▶ Stated exercise
Find the line containing "What does this". Quote it and every line after it, exactly, through the end; skip pictures.

▶ Data provided
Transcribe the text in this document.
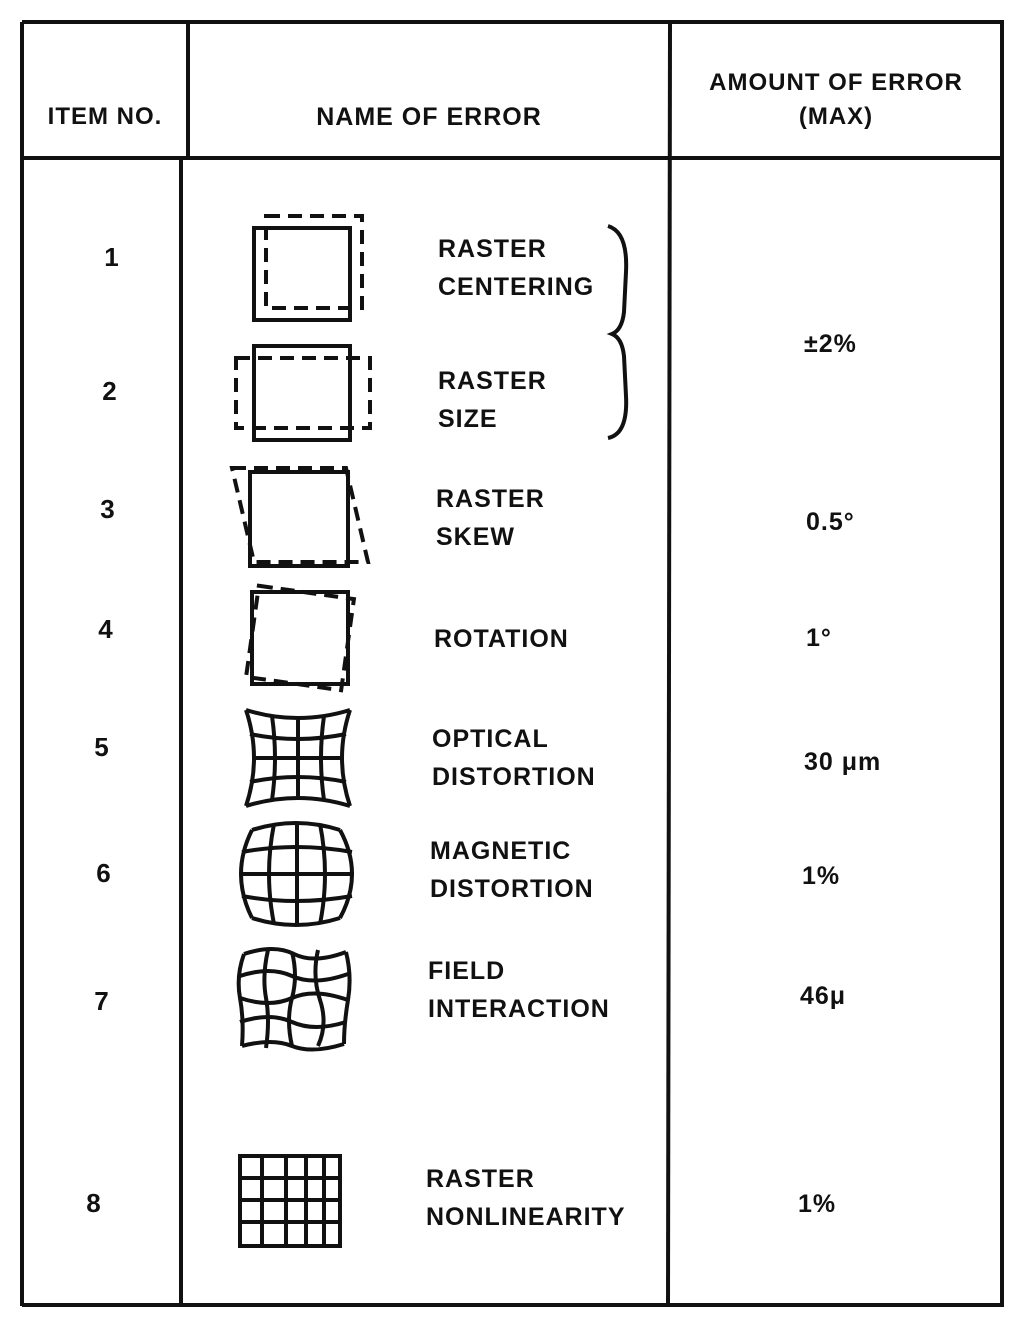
ITEM NO.	NAME OF ERROR
AMOUNT OF ERROR
(MAX)
1
2
3
4
5
6
7
8
RASTER
CENTERING
RASTER
SIZE
RASTER
SKEW
ROTATION
OPTICAL
DISTORTION
MAGNETIC
DISTORTION
FIELD
INTERACTION
RASTER
NONLINEARITY
±2%
0.5°
1°
30 μm
1%
46μ
1%
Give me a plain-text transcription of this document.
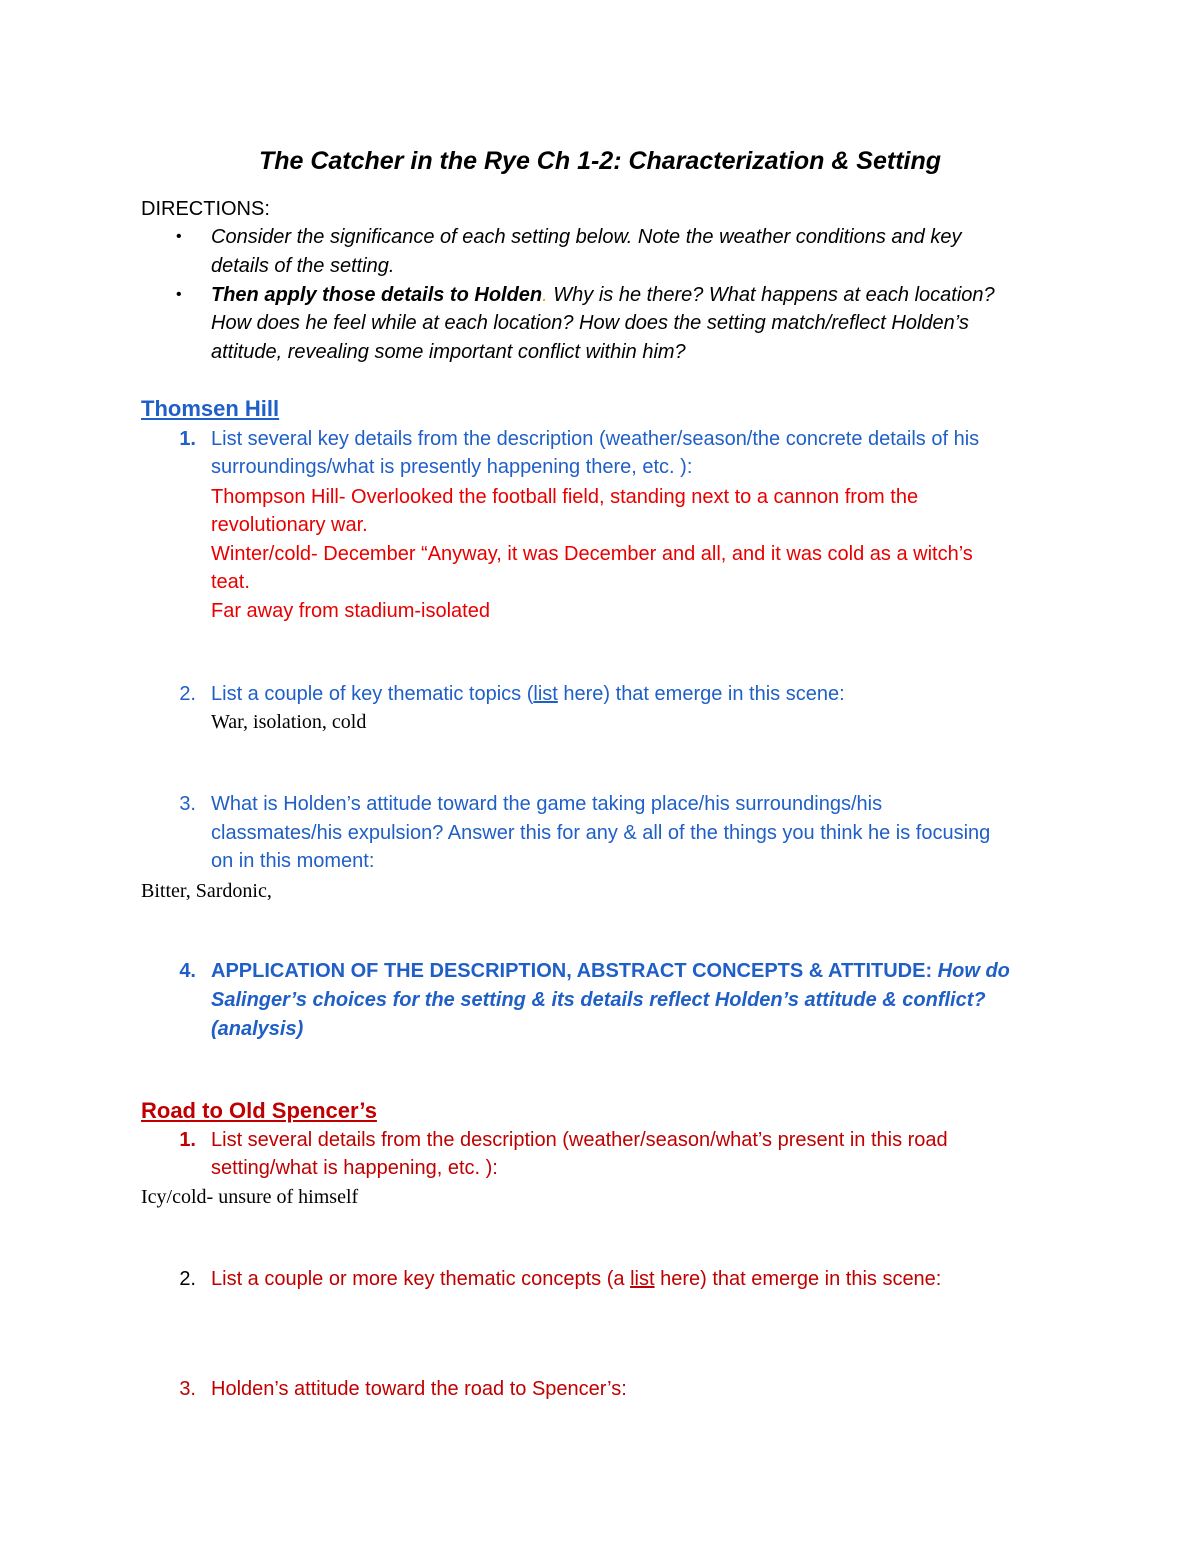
The Catcher in the Rye Ch 1-2: Characterization & Setting
DIRECTIONS:
• Consider the significance of each setting below. Note the weather conditions and key
details of the setting.
• Then apply those details to Holden. Why is he there? What happens at each location?
How does he feel while at each location? How does the setting match/reflect Holden’s
attitude, revealing some important conflict within him?
Thomsen Hill
1. List several key details from the description (weather/season/the concrete details of his
surroundings/what is presently happening there, etc. ):
Thompson Hill- Overlooked the football field, standing next to a cannon from the
revolutionary war.
Winter/cold- December “Anyway, it was December and all, and it was cold as a witch’s
teat.
Far away from stadium-isolated
2. List a couple of key thematic topics (list here) that emerge in this scene:
War, isolation, cold
3. What is Holden’s attitude toward the game taking place/his surroundings/his
classmates/his expulsion? Answer this for any & all of the things you think he is focusing
on in this moment:
Bitter, Sardonic,
4. APPLICATION OF THE DESCRIPTION, ABSTRACT CONCEPTS & ATTITUDE: How do
Salinger’s choices for the setting & its details reflect Holden’s attitude & conflict?
(analysis)
Road to Old Spencer’s
1. List several details from the description (weather/season/what’s present in this road
setting/what is happening, etc. ):
Icy/cold- unsure of himself
2. List a couple or more key thematic concepts (a list here) that emerge in this scene:
3. Holden’s attitude toward the road to Spencer’s:
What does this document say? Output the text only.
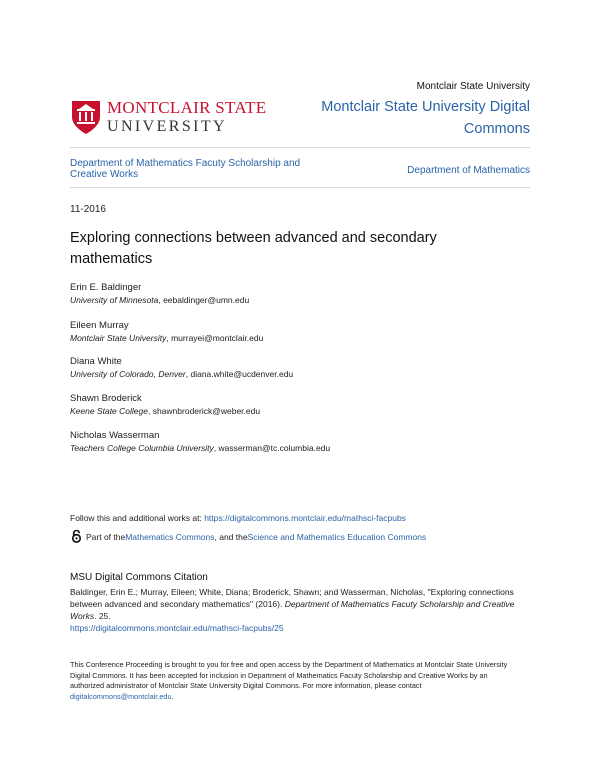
Montclair State University
Montclair State University Digital Commons
MONTCLAIR STATE
UNIVERSITY
Department of Mathematics Facuty Scholarship and Creative Works	Department of Mathematics
11-2016
Exploring connections between advanced and secondary mathematics
Erin E. Baldinger
University of Minnesota, eebaldinger@umn.edu
Eileen Murray
Montclair State University, murrayei@montclair.edu
Diana White
University of Colorado, Denver, diana.white@ucdenver.edu
Shawn Broderick
Keene State College, shawnbroderick@weber.edu
Nicholas Wasserman
Teachers College Columbia University, wasserman@tc.columbia.edu
Follow this and additional works at: https://digitalcommons.montclair.edu/mathsci-facpubs
Part of the Mathematics Commons , and the Science and Mathematics Education Commons
MSU Digital Commons Citation
Baldinger, Erin E.; Murray, Eileen; White, Diana; Broderick, Shawn; and Wasserman, Nicholas, "Exploring connections between advanced and secondary mathematics" (2016). Department of Mathematics Facuty Scholarship and Creative Works. 25.
https://digitalcommons.montclair.edu/mathsci-facpubs/25
This Conference Proceeding is brought to you for free and open access by the Department of Mathematics at Montclair State University Digital Commons. It has been accepted for inclusion in Department of Mathematics Facuty Scholarship and Creative Works by an authorized administrator of Montclair State University Digital Commons. For more information, please contact digitalcommons@montclair.edu.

▶ The output
What does this document say? Output the text only.
Montclair State University
Montclair State University Digital Commons
MONTCLAIR STATE
UNIVERSITY
Department of Mathematics Facuty Scholarship and Creative Works	Department of Mathematics
11-2016
Exploring connections between advanced and secondary mathematics
Erin E. Baldinger
University of Minnesota, eebaldinger@umn.edu
Eileen Murray
Montclair State University, murrayei@montclair.edu
Diana White
University of Colorado, Denver, diana.white@ucdenver.edu
Shawn Broderick
Keene State College, shawnbroderick@weber.edu
Nicholas Wasserman
Teachers College Columbia University, wasserman@tc.columbia.edu
Follow this and additional works at: https://digitalcommons.montclair.edu/mathsci-facpubs
Part of the Mathematics Commons , and the Science and Mathematics Education Commons
MSU Digital Commons Citation
Baldinger, Erin E.; Murray, Eileen; White, Diana; Broderick, Shawn; and Wasserman, Nicholas, "Exploring connections between advanced and secondary mathematics" (2016). Department of Mathematics Facuty Scholarship and Creative Works. 25.
https://digitalcommons.montclair.edu/mathsci-facpubs/25
This Conference Proceeding is brought to you for free and open access by the Department of Mathematics at Montclair State University Digital Commons. It has been accepted for inclusion in Department of Mathematics Facuty Scholarship and Creative Works by an authorized administrator of Montclair State University Digital Commons. For more information, please contact digitalcommons@montclair.edu.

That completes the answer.